### EXERCISE DESCRIPTION
All of the material below is to be returned exactly.

### Dataset excerpt
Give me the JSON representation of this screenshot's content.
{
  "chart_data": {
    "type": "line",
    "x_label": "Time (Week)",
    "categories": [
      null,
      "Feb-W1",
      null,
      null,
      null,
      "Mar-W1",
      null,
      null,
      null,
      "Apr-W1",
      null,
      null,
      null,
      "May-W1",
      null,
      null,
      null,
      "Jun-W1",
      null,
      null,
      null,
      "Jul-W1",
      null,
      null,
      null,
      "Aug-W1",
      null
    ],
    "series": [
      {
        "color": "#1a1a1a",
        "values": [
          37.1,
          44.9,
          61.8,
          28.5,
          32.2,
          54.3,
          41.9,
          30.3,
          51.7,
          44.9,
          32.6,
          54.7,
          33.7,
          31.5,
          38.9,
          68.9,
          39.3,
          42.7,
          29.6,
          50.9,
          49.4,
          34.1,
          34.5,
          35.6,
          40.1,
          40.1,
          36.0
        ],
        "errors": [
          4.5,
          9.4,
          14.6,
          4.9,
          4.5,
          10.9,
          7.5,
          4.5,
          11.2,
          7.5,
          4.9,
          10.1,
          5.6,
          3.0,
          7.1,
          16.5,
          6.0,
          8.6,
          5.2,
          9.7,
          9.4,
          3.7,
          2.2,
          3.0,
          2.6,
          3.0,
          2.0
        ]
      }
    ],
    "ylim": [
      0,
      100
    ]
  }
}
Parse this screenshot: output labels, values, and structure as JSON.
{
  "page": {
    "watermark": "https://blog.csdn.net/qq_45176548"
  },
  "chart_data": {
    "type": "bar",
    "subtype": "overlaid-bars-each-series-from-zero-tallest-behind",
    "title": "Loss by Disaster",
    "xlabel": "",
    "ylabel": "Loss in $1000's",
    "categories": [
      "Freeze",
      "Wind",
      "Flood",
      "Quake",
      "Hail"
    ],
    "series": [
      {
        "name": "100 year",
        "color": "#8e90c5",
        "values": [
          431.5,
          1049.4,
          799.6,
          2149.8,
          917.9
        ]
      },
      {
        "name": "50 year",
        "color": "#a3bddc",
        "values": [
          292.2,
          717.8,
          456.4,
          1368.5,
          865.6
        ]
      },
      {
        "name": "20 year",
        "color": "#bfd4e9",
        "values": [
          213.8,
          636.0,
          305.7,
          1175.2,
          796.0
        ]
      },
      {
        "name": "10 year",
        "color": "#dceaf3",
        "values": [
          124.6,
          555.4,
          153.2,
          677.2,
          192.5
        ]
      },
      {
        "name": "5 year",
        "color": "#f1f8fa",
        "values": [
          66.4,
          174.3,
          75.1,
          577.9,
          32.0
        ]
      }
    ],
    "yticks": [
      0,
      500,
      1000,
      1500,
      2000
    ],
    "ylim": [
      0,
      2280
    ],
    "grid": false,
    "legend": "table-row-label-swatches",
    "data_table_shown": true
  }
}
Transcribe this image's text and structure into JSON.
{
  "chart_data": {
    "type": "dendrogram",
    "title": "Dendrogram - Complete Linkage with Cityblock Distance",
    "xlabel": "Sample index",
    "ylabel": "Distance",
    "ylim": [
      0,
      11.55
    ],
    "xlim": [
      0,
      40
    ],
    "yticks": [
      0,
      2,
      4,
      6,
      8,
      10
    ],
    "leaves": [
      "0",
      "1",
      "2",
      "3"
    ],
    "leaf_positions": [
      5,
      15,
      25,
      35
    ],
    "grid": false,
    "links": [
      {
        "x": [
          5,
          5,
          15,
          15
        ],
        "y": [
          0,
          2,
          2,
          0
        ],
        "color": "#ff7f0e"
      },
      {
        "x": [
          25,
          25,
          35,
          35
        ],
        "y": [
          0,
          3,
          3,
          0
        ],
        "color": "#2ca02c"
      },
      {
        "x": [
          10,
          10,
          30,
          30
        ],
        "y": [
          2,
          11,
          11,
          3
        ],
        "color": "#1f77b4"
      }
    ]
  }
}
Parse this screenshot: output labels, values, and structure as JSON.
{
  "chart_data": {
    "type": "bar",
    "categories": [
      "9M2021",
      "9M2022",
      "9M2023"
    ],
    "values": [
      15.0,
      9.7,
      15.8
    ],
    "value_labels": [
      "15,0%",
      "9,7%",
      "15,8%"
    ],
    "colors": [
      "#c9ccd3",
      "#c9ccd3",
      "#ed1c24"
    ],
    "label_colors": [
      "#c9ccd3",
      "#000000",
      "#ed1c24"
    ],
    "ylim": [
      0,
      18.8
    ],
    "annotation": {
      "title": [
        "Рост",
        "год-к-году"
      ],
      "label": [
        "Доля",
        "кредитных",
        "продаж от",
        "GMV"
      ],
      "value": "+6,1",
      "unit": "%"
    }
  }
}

### OUTPUT OF THE EXERCISE
Give me the JSON representation of this screenshot's content.
{
  "chart_data": {
    "type": "line",
    "x_label": "Time (Week)",
    "categories": [
      null,
      "Feb-W1",
      null,
      null,
      null,
      "Mar-W1",
      null,
      null,
      null,
      "Apr-W1",
      null,
      null,
      null,
      "May-W1",
      null,
      null,
      null,
      "Jun-W1",
      null,
      null,
      null,
      "Jul-W1",
      null,
      null,
      null,
      "Aug-W1",
      null
    ],
    "series": [
      {
        "color": "#1a1a1a",
        "values": [
          37.1,
          44.9,
          61.8,
          28.5,
          32.2,
          54.3,
          41.9,
          30.3,
          51.7,
          44.9,
          32.6,
          54.7,
          33.7,
          31.5,
          38.9,
          68.9,
          39.3,
          42.7,
          29.6,
          50.9,
          49.4,
          34.1,
          34.5,
          35.6,
          40.1,
          40.1,
          36.0
        ],
        "errors": [
          4.5,
          9.4,
          14.6,
          4.9,
          4.5,
          10.9,
          7.5,
          4.5,
          11.2,
          7.5,
          4.9,
          10.1,
          5.6,
          3.0,
          7.1,
          16.5,
          6.0,
          8.6,
          5.2,
          9.7,
          9.4,
          3.7,
          2.2,
          3.0,
          2.6,
          3.0,
          2.0
        ]
      }
    ],
    "ylim": [
      0,
      100
    ]
  }
}
Parse this screenshot: output labels, values, and structure as JSON.
{
  "page": {
    "watermark": "https://blog.csdn.net/qq_45176548"
  },
  "chart_data": {
    "type": "bar",
    "subtype": "overlaid-bars-each-series-from-zero-tallest-behind",
    "title": "Loss by Disaster",
    "xlabel": "",
    "ylabel": "Loss in $1000's",
    "categories": [
      "Freeze",
      "Wind",
      "Flood",
      "Quake",
      "Hail"
    ],
    "series": [
      {
        "name": "100 year",
        "color": "#8e90c5",
        "values": [
          431.5,
          1049.4,
          799.6,
          2149.8,
          917.9
        ]
      },
      {
        "name": "50 year",
        "color": "#a3bddc",
        "values": [
          292.2,
          717.8,
          456.4,
          1368.5,
          865.6
        ]
      },
      {
        "name": "20 year",
        "color": "#bfd4e9",
        "values": [
          213.8,
          636.0,
          305.7,
          1175.2,
          796.0
        ]
      },
      {
        "name": "10 year",
        "color": "#dceaf3",
        "values": [
          124.6,
          555.4,
          153.2,
          677.2,
          192.5
        ]
      },
      {
        "name": "5 year",
        "color": "#f1f8fa",
        "values": [
          66.4,
          174.3,
          75.1,
          577.9,
          32.0
        ]
      }
    ],
    "yticks": [
      0,
      500,
      1000,
      1500,
      2000
    ],
    "ylim": [
      0,
      2280
    ],
    "grid": false,
    "legend": "table-row-label-swatches",
    "data_table_shown": true
  }
}
Transcribe this image's text and structure into JSON.
{
  "chart_data": {
    "type": "dendrogram",
    "title": "Dendrogram - Complete Linkage with Cityblock Distance",
    "xlabel": "Sample index",
    "ylabel": "Distance",
    "ylim": [
      0,
      11.55
    ],
    "xlim": [
      0,
      40
    ],
    "yticks": [
      0,
      2,
      4,
      6,
      8,
      10
    ],
    "leaves": [
      "0",
      "1",
      "2",
      "3"
    ],
    "leaf_positions": [
      5,
      15,
      25,
      35
    ],
    "grid": false,
    "links": [
      {
        "x": [
          5,
          5,
          15,
          15
        ],
        "y": [
          0,
          2,
          2,
          0
        ],
        "color": "#ff7f0e"
      },
      {
        "x": [
          25,
          25,
          35,
          35
        ],
        "y": [
          0,
          3,
          3,
          0
        ],
        "color": "#2ca02c"
      },
      {
        "x": [
          10,
          10,
          30,
          30
        ],
        "y": [
          2,
          11,
          11,
          3
        ],
        "color": "#1f77b4"
      }
    ]
  }
}
Parse this screenshot: output labels, values, and structure as JSON.
{
  "chart_data": {
    "type": "bar",
    "categories": [
      "9M2021",
      "9M2022",
      "9M2023"
    ],
    "values": [
      15.0,
      9.7,
      15.8
    ],
    "value_labels": [
      "15,0%",
      "9,7%",
      "15,8%"
    ],
    "colors": [
      "#c9ccd3",
      "#c9ccd3",
      "#ed1c24"
    ],
    "label_colors": [
      "#c9ccd3",
      "#000000",
      "#ed1c24"
    ],
    "ylim": [
      0,
      18.8
    ],
    "annotation": {
      "title": [
        "Рост",
        "год-к-году"
      ],
      "label": [
        "Доля",
        "кредитных",
        "продаж от",
        "GMV"
      ],
      "value": "+6,1",
      "unit": "%"
    }
  }
}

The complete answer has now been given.